>> Begin DATA SUPPLIED
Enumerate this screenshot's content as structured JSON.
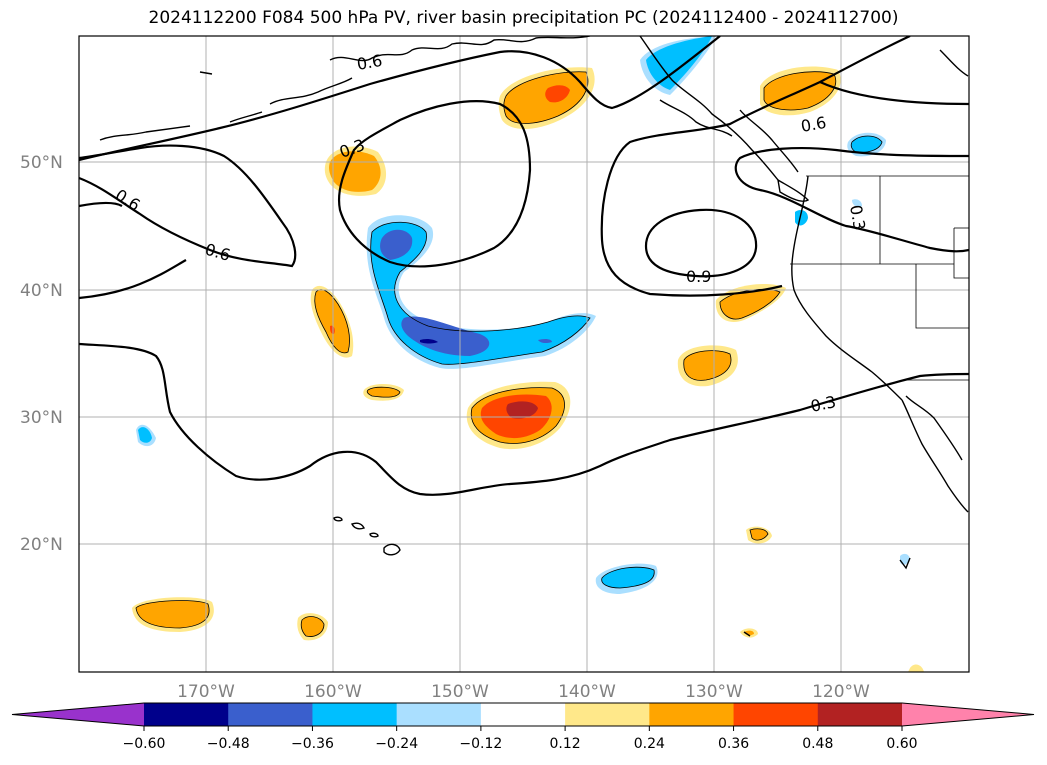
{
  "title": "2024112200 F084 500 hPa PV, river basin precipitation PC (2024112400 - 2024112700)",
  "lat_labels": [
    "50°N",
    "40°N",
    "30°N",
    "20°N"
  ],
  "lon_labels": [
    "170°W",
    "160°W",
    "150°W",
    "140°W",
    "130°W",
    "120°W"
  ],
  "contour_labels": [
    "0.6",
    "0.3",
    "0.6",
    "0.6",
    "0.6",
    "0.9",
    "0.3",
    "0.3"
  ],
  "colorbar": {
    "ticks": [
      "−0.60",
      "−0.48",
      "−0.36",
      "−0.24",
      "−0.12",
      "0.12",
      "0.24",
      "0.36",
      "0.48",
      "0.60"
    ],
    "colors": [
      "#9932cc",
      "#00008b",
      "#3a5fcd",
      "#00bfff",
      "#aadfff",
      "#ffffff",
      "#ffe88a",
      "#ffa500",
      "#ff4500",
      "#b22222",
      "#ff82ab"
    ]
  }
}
>> End DATA SUPPLIED
#### WHAT YOU HAVE TO DO
Transcribe the complete set of entries verbatim. No pictures belong in the copy.

#### COMPLETED EXERCISE
Enumerate this screenshot's content as structured JSON.
{
  "title": "2024112200 F084 500 hPa PV, river basin precipitation PC (2024112400 - 2024112700)",
  "lat_labels": [
    "50°N",
    "40°N",
    "30°N",
    "20°N"
  ],
  "lon_labels": [
    "170°W",
    "160°W",
    "150°W",
    "140°W",
    "130°W",
    "120°W"
  ],
  "contour_labels": [
    "0.6",
    "0.3",
    "0.6",
    "0.6",
    "0.6",
    "0.9",
    "0.3",
    "0.3"
  ],
  "colorbar": {
    "ticks": [
      "−0.60",
      "−0.48",
      "−0.36",
      "−0.24",
      "−0.12",
      "0.12",
      "0.24",
      "0.36",
      "0.48",
      "0.60"
    ],
    "colors": [
      "#9932cc",
      "#00008b",
      "#3a5fcd",
      "#00bfff",
      "#aadfff",
      "#ffffff",
      "#ffe88a",
      "#ffa500",
      "#ff4500",
      "#b22222",
      "#ff82ab"
    ]
  }
}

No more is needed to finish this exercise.